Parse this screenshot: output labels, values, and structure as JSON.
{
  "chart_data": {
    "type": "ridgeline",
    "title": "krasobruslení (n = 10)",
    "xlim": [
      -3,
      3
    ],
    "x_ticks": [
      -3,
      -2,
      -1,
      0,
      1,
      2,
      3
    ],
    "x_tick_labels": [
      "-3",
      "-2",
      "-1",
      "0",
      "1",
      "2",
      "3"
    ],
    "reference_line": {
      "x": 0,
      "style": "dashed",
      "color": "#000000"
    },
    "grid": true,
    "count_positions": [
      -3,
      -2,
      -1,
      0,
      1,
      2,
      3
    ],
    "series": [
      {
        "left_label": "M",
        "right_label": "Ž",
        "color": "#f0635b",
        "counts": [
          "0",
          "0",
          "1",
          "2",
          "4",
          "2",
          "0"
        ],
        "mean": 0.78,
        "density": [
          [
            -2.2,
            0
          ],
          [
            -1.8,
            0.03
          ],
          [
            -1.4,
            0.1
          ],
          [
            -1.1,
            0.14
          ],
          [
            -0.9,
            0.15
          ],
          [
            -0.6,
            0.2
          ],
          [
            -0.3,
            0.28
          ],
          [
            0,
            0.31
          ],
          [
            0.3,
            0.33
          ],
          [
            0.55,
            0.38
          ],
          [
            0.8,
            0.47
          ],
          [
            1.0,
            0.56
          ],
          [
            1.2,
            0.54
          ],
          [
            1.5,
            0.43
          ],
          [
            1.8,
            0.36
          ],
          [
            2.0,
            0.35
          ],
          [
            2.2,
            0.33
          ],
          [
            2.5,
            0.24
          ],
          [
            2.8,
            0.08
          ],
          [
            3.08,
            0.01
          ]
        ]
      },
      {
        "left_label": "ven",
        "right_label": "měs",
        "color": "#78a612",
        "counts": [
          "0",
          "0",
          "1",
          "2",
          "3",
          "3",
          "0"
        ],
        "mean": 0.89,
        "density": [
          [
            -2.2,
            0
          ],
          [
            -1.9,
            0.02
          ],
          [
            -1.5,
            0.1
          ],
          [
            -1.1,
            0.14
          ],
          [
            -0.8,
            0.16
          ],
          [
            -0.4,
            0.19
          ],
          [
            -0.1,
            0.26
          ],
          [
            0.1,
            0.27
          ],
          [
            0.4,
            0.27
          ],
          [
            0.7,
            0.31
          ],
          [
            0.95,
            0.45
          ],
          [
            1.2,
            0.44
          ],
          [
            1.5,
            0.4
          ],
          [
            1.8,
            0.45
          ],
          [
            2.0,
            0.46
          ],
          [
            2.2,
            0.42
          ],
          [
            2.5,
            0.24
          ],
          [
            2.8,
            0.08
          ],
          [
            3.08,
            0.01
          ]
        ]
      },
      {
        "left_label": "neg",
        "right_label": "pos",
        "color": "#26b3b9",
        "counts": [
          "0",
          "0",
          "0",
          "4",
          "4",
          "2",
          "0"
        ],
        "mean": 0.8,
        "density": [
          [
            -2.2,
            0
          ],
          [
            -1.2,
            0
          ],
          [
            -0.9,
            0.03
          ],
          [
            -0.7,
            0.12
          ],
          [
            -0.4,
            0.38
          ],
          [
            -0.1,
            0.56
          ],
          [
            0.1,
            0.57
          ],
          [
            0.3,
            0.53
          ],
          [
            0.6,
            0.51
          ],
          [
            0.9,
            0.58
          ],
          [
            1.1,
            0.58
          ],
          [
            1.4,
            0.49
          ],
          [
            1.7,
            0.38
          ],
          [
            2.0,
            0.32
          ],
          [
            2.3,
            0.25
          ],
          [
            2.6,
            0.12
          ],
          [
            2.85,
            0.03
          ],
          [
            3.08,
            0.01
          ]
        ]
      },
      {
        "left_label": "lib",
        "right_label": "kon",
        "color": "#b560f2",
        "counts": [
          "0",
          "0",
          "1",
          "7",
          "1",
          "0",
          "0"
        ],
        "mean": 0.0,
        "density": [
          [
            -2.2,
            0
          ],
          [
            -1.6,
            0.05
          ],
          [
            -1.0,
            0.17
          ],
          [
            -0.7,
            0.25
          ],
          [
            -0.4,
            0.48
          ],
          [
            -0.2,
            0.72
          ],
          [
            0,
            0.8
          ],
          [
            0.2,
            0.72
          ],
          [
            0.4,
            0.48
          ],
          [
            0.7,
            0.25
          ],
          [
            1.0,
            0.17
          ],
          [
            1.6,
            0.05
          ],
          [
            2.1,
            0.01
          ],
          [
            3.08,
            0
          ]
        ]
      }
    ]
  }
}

········

◆ TO BE DONE
Set every line of the listing down word for word.

◆ TASK SOLUTION
Parse this screenshot: output labels, values, and structure as JSON.
{
  "chart_data": {
    "type": "ridgeline",
    "title": "krasobruslení (n = 10)",
    "xlim": [
      -3,
      3
    ],
    "x_ticks": [
      -3,
      -2,
      -1,
      0,
      1,
      2,
      3
    ],
    "x_tick_labels": [
      "-3",
      "-2",
      "-1",
      "0",
      "1",
      "2",
      "3"
    ],
    "reference_line": {
      "x": 0,
      "style": "dashed",
      "color": "#000000"
    },
    "grid": true,
    "count_positions": [
      -3,
      -2,
      -1,
      0,
      1,
      2,
      3
    ],
    "series": [
      {
        "left_label": "M",
        "right_label": "Ž",
        "color": "#f0635b",
        "counts": [
          "0",
          "0",
          "1",
          "2",
          "4",
          "2",
          "0"
        ],
        "mean": 0.78,
        "density": [
          [
            -2.2,
            0
          ],
          [
            -1.8,
            0.03
          ],
          [
            -1.4,
            0.1
          ],
          [
            -1.1,
            0.14
          ],
          [
            -0.9,
            0.15
          ],
          [
            -0.6,
            0.2
          ],
          [
            -0.3,
            0.28
          ],
          [
            0,
            0.31
          ],
          [
            0.3,
            0.33
          ],
          [
            0.55,
            0.38
          ],
          [
            0.8,
            0.47
          ],
          [
            1.0,
            0.56
          ],
          [
            1.2,
            0.54
          ],
          [
            1.5,
            0.43
          ],
          [
            1.8,
            0.36
          ],
          [
            2.0,
            0.35
          ],
          [
            2.2,
            0.33
          ],
          [
            2.5,
            0.24
          ],
          [
            2.8,
            0.08
          ],
          [
            3.08,
            0.01
          ]
        ]
      },
      {
        "left_label": "ven",
        "right_label": "měs",
        "color": "#78a612",
        "counts": [
          "0",
          "0",
          "1",
          "2",
          "3",
          "3",
          "0"
        ],
        "mean": 0.89,
        "density": [
          [
            -2.2,
            0
          ],
          [
            -1.9,
            0.02
          ],
          [
            -1.5,
            0.1
          ],
          [
            -1.1,
            0.14
          ],
          [
            -0.8,
            0.16
          ],
          [
            -0.4,
            0.19
          ],
          [
            -0.1,
            0.26
          ],
          [
            0.1,
            0.27
          ],
          [
            0.4,
            0.27
          ],
          [
            0.7,
            0.31
          ],
          [
            0.95,
            0.45
          ],
          [
            1.2,
            0.44
          ],
          [
            1.5,
            0.4
          ],
          [
            1.8,
            0.45
          ],
          [
            2.0,
            0.46
          ],
          [
            2.2,
            0.42
          ],
          [
            2.5,
            0.24
          ],
          [
            2.8,
            0.08
          ],
          [
            3.08,
            0.01
          ]
        ]
      },
      {
        "left_label": "neg",
        "right_label": "pos",
        "color": "#26b3b9",
        "counts": [
          "0",
          "0",
          "0",
          "4",
          "4",
          "2",
          "0"
        ],
        "mean": 0.8,
        "density": [
          [
            -2.2,
            0
          ],
          [
            -1.2,
            0
          ],
          [
            -0.9,
            0.03
          ],
          [
            -0.7,
            0.12
          ],
          [
            -0.4,
            0.38
          ],
          [
            -0.1,
            0.56
          ],
          [
            0.1,
            0.57
          ],
          [
            0.3,
            0.53
          ],
          [
            0.6,
            0.51
          ],
          [
            0.9,
            0.58
          ],
          [
            1.1,
            0.58
          ],
          [
            1.4,
            0.49
          ],
          [
            1.7,
            0.38
          ],
          [
            2.0,
            0.32
          ],
          [
            2.3,
            0.25
          ],
          [
            2.6,
            0.12
          ],
          [
            2.85,
            0.03
          ],
          [
            3.08,
            0.01
          ]
        ]
      },
      {
        "left_label": "lib",
        "right_label": "kon",
        "color": "#b560f2",
        "counts": [
          "0",
          "0",
          "1",
          "7",
          "1",
          "0",
          "0"
        ],
        "mean": 0.0,
        "density": [
          [
            -2.2,
            0
          ],
          [
            -1.6,
            0.05
          ],
          [
            -1.0,
            0.17
          ],
          [
            -0.7,
            0.25
          ],
          [
            -0.4,
            0.48
          ],
          [
            -0.2,
            0.72
          ],
          [
            0,
            0.8
          ],
          [
            0.2,
            0.72
          ],
          [
            0.4,
            0.48
          ],
          [
            0.7,
            0.25
          ],
          [
            1.0,
            0.17
          ],
          [
            1.6,
            0.05
          ],
          [
            2.1,
            0.01
          ],
          [
            3.08,
            0
          ]
        ]
      }
    ]
  }
}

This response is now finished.